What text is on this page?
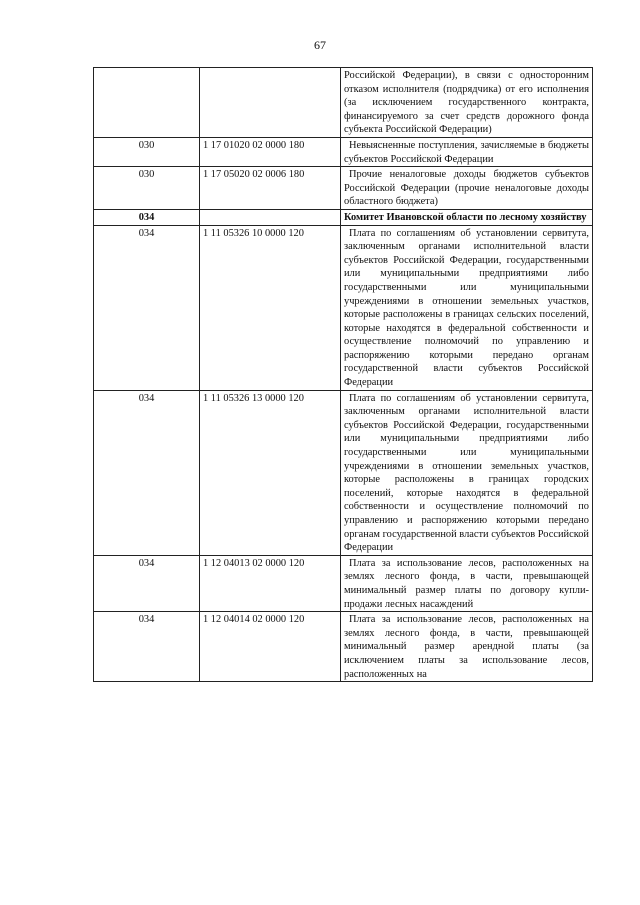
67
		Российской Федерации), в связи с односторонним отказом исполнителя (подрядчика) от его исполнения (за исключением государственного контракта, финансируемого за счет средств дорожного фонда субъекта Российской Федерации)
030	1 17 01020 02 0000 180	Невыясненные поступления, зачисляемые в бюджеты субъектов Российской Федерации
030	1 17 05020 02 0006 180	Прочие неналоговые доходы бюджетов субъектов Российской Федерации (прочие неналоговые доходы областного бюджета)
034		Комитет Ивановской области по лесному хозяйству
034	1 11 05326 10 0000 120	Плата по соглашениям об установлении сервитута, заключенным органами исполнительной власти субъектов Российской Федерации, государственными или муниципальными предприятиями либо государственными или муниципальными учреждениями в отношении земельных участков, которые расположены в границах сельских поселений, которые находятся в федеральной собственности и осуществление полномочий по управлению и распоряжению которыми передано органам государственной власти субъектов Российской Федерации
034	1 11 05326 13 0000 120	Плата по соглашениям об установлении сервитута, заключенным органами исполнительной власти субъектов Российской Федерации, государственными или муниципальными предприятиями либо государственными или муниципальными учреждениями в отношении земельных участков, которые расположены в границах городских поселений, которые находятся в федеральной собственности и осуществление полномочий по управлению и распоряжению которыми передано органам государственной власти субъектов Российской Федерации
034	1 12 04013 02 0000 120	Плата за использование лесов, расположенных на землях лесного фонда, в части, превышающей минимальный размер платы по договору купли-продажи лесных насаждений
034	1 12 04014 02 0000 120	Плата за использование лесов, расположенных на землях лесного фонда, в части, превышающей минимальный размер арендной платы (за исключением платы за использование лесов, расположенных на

* * * * * * * * *

Work instructions:
Pull out each line containing the word "лесного" and copy it.

Reply:
034	1 12 04013 02 0000 120	Плата за использование лесов, расположенных на землях лесного фонда, в части, превышающей минимальный размер платы по договору купли-продажи лесных насаждений
034	1 12 04014 02 0000 120	Плата за использование лесов, расположенных на землях лесного фонда, в части, превышающей минимальный размер арендной платы (за исключением платы за использование лесов, расположенных на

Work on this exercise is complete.